PROBLEM DETAILS → Each line that follows should be printed again exactly as it stands.
## begin GIVEN RECORDS
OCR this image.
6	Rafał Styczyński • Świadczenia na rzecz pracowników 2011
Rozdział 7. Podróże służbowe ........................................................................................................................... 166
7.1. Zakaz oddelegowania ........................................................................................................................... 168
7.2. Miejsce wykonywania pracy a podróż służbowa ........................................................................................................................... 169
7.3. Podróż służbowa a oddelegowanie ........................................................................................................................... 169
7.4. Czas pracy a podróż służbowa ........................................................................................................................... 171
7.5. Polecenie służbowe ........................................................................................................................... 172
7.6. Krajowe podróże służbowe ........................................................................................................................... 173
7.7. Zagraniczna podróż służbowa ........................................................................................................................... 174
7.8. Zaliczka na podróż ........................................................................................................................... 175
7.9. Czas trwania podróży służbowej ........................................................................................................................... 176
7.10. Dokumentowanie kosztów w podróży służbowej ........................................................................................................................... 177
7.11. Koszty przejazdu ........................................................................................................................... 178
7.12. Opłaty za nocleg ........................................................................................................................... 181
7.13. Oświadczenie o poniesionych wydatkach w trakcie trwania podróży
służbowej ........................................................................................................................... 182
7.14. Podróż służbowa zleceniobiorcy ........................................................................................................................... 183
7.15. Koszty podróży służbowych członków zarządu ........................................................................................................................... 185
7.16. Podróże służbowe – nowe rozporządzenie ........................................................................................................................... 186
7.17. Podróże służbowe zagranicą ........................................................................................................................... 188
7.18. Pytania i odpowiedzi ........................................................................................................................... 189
## end GIVEN RECORDS
RESPONSE →
OCR this image.
6	Rafał Styczyński • Świadczenia na rzecz pracowników 2011
Rozdział 7. Podróże służbowe ........................................................................................................................... 166
7.1. Zakaz oddelegowania ........................................................................................................................... 168
7.2. Miejsce wykonywania pracy a podróż służbowa ........................................................................................................................... 169
7.3. Podróż służbowa a oddelegowanie ........................................................................................................................... 169
7.4. Czas pracy a podróż służbowa ........................................................................................................................... 171
7.5. Polecenie służbowe ........................................................................................................................... 172
7.6. Krajowe podróże służbowe ........................................................................................................................... 173
7.7. Zagraniczna podróż służbowa ........................................................................................................................... 174
7.8. Zaliczka na podróż ........................................................................................................................... 175
7.9. Czas trwania podróży służbowej ........................................................................................................................... 176
7.10. Dokumentowanie kosztów w podróży służbowej ........................................................................................................................... 177
7.11. Koszty przejazdu ........................................................................................................................... 178
7.12. Opłaty za nocleg ........................................................................................................................... 181
7.13. Oświadczenie o poniesionych wydatkach w trakcie trwania podróży
służbowej ........................................................................................................................... 182
7.14. Podróż służbowa zleceniobiorcy ........................................................................................................................... 183
7.15. Koszty podróży służbowych członków zarządu ........................................................................................................................... 185
7.16. Podróże służbowe – nowe rozporządzenie ........................................................................................................................... 186
7.17. Podróże służbowe zagranicą ........................................................................................................................... 188
7.18. Pytania i odpowiedzi ........................................................................................................................... 189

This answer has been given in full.